▶ Information supplied:
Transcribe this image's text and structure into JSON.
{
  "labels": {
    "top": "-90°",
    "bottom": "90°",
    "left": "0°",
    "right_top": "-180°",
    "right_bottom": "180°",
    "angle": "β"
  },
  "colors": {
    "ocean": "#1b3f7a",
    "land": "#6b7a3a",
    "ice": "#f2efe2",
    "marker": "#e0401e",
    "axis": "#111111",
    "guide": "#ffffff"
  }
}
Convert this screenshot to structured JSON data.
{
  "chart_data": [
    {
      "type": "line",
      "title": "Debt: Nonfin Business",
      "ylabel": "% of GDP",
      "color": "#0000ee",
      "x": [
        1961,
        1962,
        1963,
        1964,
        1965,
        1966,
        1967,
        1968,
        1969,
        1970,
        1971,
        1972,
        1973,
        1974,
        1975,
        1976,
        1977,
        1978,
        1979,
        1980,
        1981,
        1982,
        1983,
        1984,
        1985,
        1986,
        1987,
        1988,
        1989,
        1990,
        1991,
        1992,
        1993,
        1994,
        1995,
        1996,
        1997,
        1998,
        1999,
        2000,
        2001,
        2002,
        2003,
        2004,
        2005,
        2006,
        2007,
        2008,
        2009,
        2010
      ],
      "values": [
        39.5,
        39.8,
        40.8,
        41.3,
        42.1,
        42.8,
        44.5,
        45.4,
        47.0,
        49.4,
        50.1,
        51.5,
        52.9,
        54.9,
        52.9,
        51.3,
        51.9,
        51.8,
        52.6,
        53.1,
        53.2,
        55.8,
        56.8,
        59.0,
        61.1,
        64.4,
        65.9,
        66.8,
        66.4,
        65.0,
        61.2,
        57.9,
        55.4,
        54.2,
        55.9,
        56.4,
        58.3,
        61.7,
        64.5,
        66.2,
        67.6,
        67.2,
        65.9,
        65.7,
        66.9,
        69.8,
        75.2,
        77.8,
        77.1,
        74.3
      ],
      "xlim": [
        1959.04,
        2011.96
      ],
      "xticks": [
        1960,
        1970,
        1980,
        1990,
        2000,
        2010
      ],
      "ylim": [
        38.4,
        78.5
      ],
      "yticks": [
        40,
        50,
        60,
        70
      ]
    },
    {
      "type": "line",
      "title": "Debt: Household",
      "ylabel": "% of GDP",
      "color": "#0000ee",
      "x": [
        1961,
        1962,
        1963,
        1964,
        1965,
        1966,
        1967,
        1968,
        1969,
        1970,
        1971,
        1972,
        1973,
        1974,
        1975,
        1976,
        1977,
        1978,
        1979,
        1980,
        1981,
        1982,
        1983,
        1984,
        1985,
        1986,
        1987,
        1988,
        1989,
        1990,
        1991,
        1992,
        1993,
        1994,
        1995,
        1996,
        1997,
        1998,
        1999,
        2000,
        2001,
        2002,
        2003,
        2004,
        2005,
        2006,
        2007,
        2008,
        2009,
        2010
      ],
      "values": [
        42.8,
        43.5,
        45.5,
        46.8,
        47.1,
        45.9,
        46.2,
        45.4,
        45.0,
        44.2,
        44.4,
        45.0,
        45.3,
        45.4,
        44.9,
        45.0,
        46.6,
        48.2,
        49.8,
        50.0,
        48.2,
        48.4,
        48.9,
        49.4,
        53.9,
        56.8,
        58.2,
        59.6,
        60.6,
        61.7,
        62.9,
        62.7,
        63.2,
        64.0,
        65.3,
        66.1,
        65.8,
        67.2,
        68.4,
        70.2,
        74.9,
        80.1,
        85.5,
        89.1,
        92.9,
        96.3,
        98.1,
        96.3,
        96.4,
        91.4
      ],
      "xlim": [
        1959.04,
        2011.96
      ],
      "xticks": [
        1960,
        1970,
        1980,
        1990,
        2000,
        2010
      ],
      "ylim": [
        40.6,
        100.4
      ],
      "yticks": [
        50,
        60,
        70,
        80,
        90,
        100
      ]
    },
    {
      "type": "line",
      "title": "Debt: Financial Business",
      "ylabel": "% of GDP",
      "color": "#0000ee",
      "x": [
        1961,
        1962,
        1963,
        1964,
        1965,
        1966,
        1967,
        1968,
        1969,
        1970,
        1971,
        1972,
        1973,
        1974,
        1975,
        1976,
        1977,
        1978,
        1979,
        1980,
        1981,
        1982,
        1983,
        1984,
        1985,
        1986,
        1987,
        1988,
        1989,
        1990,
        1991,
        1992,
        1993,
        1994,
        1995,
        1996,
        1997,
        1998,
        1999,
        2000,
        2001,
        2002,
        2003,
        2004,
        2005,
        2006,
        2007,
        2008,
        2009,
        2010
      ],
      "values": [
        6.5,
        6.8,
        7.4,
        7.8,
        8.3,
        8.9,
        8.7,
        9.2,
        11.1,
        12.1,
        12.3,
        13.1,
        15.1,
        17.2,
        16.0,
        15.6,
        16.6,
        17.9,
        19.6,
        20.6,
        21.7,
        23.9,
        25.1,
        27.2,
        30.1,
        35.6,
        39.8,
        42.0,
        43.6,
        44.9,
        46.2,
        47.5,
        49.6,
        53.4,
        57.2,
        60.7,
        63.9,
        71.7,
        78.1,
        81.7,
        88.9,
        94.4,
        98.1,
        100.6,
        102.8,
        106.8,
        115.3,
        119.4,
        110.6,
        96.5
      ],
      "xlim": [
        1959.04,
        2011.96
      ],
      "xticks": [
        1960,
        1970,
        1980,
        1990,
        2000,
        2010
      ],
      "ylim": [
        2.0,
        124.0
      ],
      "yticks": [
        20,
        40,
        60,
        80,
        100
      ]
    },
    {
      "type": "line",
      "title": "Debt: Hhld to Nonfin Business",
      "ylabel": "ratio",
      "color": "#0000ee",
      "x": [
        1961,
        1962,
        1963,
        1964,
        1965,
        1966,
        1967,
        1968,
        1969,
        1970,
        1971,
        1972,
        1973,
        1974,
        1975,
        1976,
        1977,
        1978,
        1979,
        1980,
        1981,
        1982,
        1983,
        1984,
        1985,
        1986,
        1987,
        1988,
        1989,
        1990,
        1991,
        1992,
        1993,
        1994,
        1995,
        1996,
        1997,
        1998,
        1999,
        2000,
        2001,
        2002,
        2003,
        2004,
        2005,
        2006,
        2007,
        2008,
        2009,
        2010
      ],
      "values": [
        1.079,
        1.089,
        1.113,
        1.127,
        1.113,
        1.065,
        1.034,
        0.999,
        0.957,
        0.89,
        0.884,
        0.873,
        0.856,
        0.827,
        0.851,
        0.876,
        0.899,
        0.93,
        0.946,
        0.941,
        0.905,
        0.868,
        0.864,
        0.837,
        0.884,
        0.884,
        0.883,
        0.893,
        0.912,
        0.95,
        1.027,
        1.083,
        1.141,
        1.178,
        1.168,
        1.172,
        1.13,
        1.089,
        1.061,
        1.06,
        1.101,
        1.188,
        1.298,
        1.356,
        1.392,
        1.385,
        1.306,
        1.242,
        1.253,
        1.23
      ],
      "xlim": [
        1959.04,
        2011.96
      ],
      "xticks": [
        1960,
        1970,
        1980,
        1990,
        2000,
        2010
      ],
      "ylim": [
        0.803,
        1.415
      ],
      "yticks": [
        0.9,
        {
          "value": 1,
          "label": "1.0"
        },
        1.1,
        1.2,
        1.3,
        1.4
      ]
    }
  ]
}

▶ Exercise: Lines that hold the word "title" are the ones to return, every one of them.

▶ Finished answer:
      "title": "Debt: Nonfin Business",
      "title": "Debt: Household",
      "title": "Debt: Financial Business",
      "title": "Debt: Hhld to Nonfin Business",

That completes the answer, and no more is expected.